DIRECTIONS - Omit all images. Write out the rest of the material exactly.

MATERIAL -
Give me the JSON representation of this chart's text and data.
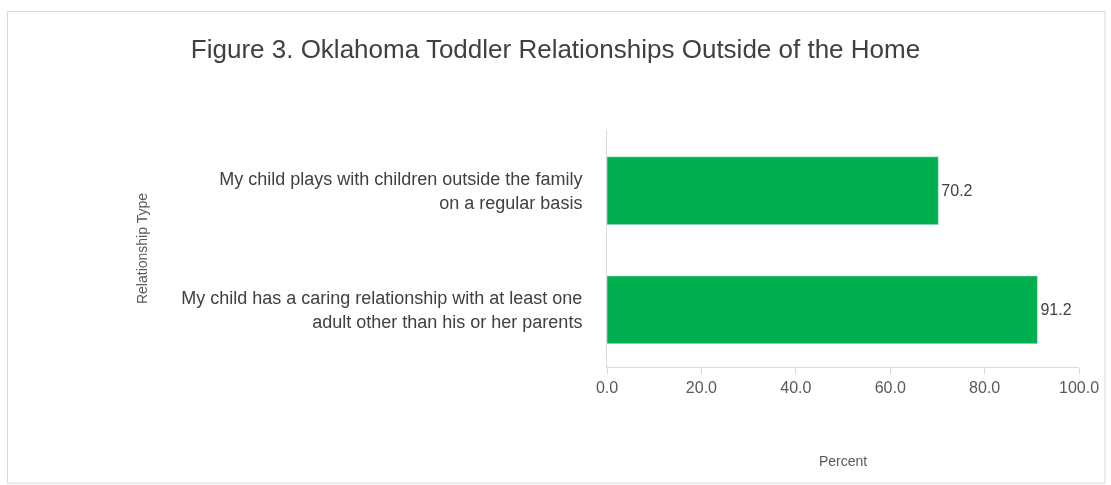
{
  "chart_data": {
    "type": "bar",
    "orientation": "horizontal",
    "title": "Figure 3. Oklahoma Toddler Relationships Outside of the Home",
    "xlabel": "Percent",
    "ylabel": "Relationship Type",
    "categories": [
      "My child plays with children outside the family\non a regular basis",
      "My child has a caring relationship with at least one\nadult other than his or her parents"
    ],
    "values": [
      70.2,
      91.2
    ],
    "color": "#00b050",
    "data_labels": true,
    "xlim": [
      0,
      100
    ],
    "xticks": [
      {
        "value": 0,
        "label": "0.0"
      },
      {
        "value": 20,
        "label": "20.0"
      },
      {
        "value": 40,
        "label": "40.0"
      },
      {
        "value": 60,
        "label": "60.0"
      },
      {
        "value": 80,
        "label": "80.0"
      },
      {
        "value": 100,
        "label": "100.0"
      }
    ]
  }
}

EXERCISE SOLUTION -
Give me the JSON representation of this chart's text and data.
{
  "chart_data": {
    "type": "bar",
    "orientation": "horizontal",
    "title": "Figure 3. Oklahoma Toddler Relationships Outside of the Home",
    "xlabel": "Percent",
    "ylabel": "Relationship Type",
    "categories": [
      "My child plays with children outside the family\non a regular basis",
      "My child has a caring relationship with at least one\nadult other than his or her parents"
    ],
    "values": [
      70.2,
      91.2
    ],
    "color": "#00b050",
    "data_labels": true,
    "xlim": [
      0,
      100
    ],
    "xticks": [
      {
        "value": 0,
        "label": "0.0"
      },
      {
        "value": 20,
        "label": "20.0"
      },
      {
        "value": 40,
        "label": "40.0"
      },
      {
        "value": 60,
        "label": "60.0"
      },
      {
        "value": 80,
        "label": "80.0"
      },
      {
        "value": 100,
        "label": "100.0"
      }
    ]
  }
}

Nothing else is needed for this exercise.